(Data records)
(begin)

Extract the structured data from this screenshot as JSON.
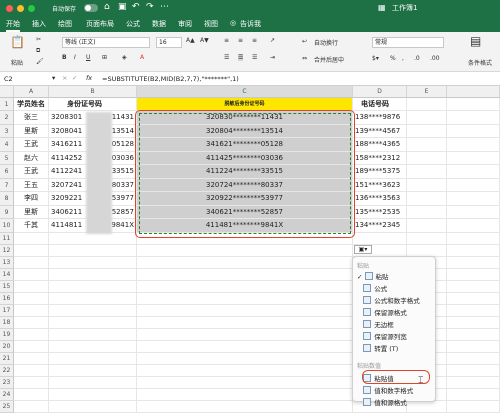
{
  "titlebar": {
    "autosave": "自动保存",
    "doc": "工作簿1",
    "colors": {
      "close": "#ff5f57",
      "min": "#febc2e",
      "max": "#28c840"
    }
  },
  "tabs": [
    "开始",
    "插入",
    "绘图",
    "页面布局",
    "公式",
    "数据",
    "审阅",
    "视图",
    "告诉我"
  ],
  "ribbon": {
    "paste": "粘贴",
    "font": "等线 (正文)",
    "size": "16",
    "wrap": "自动换行",
    "merge": "合并后居中",
    "number_format": "常规",
    "cond": "条件格式"
  },
  "formula": {
    "cellref": "C2",
    "fx": "fx",
    "text": "=SUBSTITUTE(B2,MID(B2,7,7),\"*******\",1)"
  },
  "columns": [
    "A",
    "B",
    "C",
    "D",
    "E"
  ],
  "rows": [
    "1",
    "2",
    "3",
    "4",
    "5",
    "6",
    "7",
    "8",
    "9",
    "10",
    "11",
    "12",
    "13",
    "14",
    "15",
    "16",
    "17",
    "18",
    "19",
    "20",
    "21",
    "22",
    "23",
    "24",
    "25"
  ],
  "headers": {
    "a": "学员姓名",
    "b": "身份证号码",
    "c": "脱敏后身份证号码",
    "d": "电话号码"
  },
  "data": [
    {
      "a": "张三",
      "b1": "3208301",
      "b2": "11431",
      "c": "320830********11431",
      "d": "138****9876"
    },
    {
      "a": "里斯",
      "b1": "3208041",
      "b2": "13514",
      "c": "320804********13514",
      "d": "139****4567"
    },
    {
      "a": "王武",
      "b1": "3416211",
      "b2": "05128",
      "c": "341621********05128",
      "d": "188****4365"
    },
    {
      "a": "赵六",
      "b1": "4114252",
      "b2": "03036",
      "c": "411425********03036",
      "d": "158****2312"
    },
    {
      "a": "王武",
      "b1": "4112241",
      "b2": "33515",
      "c": "411224********33515",
      "d": "189****5375"
    },
    {
      "a": "王五",
      "b1": "3207241",
      "b2": "80337",
      "c": "320724********80337",
      "d": "151****3623"
    },
    {
      "a": "李四",
      "b1": "3209221",
      "b2": "53977",
      "c": "320922********53977",
      "d": "136****3563"
    },
    {
      "a": "里斯",
      "b1": "3406211",
      "b2": "52857",
      "d": "135****2535",
      "c": "340621********52857"
    },
    {
      "a": "千其",
      "b1": "4114811",
      "b2": "9841X",
      "c": "411481********9841X",
      "d": "134****2345"
    }
  ],
  "pastemenu": {
    "group1": "粘贴",
    "items": [
      "粘贴",
      "公式",
      "公式和数字格式",
      "保留源格式",
      "无边框",
      "保留源列宽",
      "转置 (T)"
    ],
    "group2": "粘贴数值",
    "items2": [
      "粘贴值",
      "值和数字格式",
      "值和源格式"
    ]
  }
}
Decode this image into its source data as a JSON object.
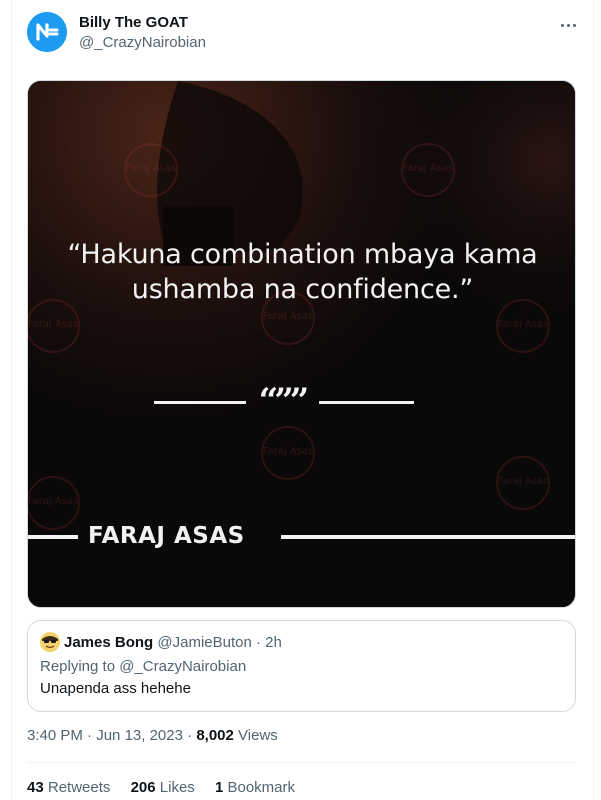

(end)

Goal.
Quote the records in full and exactly; skip any image.

Reply.
Extract the structured data from this screenshot as JSON.
{
  "titlebar": {
    "autosave": "自动保存",
    "doc": "工作簿1",
    "colors": {
      "close": "#ff5f57",
      "min": "#febc2e",
      "max": "#28c840"
    }
  },
  "tabs": [
    "开始",
    "插入",
    "绘图",
    "页面布局",
    "公式",
    "数据",
    "审阅",
    "视图",
    "告诉我"
  ],
  "ribbon": {
    "paste": "粘贴",
    "font": "等线 (正文)",
    "size": "16",
    "wrap": "自动换行",
    "merge": "合并后居中",
    "number_format": "常规",
    "cond": "条件格式"
  },
  "formula": {
    "cellref": "C2",
    "fx": "fx",
    "text": "=SUBSTITUTE(B2,MID(B2,7,7),\"*******\",1)"
  },
  "columns": [
    "A",
    "B",
    "C",
    "D",
    "E"
  ],
  "rows": [
    "1",
    "2",
    "3",
    "4",
    "5",
    "6",
    "7",
    "8",
    "9",
    "10",
    "11",
    "12",
    "13",
    "14",
    "15",
    "16",
    "17",
    "18",
    "19",
    "20",
    "21",
    "22",
    "23",
    "24",
    "25"
  ],
  "headers": {
    "a": "学员姓名",
    "b": "身份证号码",
    "c": "脱敏后身份证号码",
    "d": "电话号码"
  },
  "data": [
    {
      "a": "张三",
      "b1": "3208301",
      "b2": "11431",
      "c": "320830********11431",
      "d": "138****9876"
    },
    {
      "a": "里斯",
      "b1": "3208041",
      "b2": "13514",
      "c": "320804********13514",
      "d": "139****4567"
    },
    {
      "a": "王武",
      "b1": "3416211",
      "b2": "05128",
      "c": "341621********05128",
      "d": "188****4365"
    },
    {
      "a": "赵六",
      "b1": "4114252",
      "b2": "03036",
      "c": "411425********03036",
      "d": "158****2312"
    },
    {
      "a": "王武",
      "b1": "4112241",
      "b2": "33515",
      "c": "411224********33515",
      "d": "189****5375"
    },
    {
      "a": "王五",
      "b1": "3207241",
      "b2": "80337",
      "c": "320724********80337",
      "d": "151****3623"
    },
    {
      "a": "李四",
      "b1": "3209221",
      "b2": "53977",
      "c": "320922********53977",
      "d": "136****3563"
    },
    {
      "a": "里斯",
      "b1": "3406211",
      "b2": "52857",
      "d": "135****2535",
      "c": "340621********52857"
    },
    {
      "a": "千其",
      "b1": "4114811",
      "b2": "9841X",
      "c": "411481********9841X",
      "d": "134****2345"
    }
  ],
  "pastemenu": {
    "group1": "粘贴",
    "items": [
      "粘贴",
      "公式",
      "公式和数字格式",
      "保留源格式",
      "无边框",
      "保留源列宽",
      "转置 (T)"
    ],
    "group2": "粘贴数值",
    "items2": [
      "粘贴值",
      "值和数字格式",
      "值和源格式"
    ]
  }
}
Decode this image into its source data as a JSON object.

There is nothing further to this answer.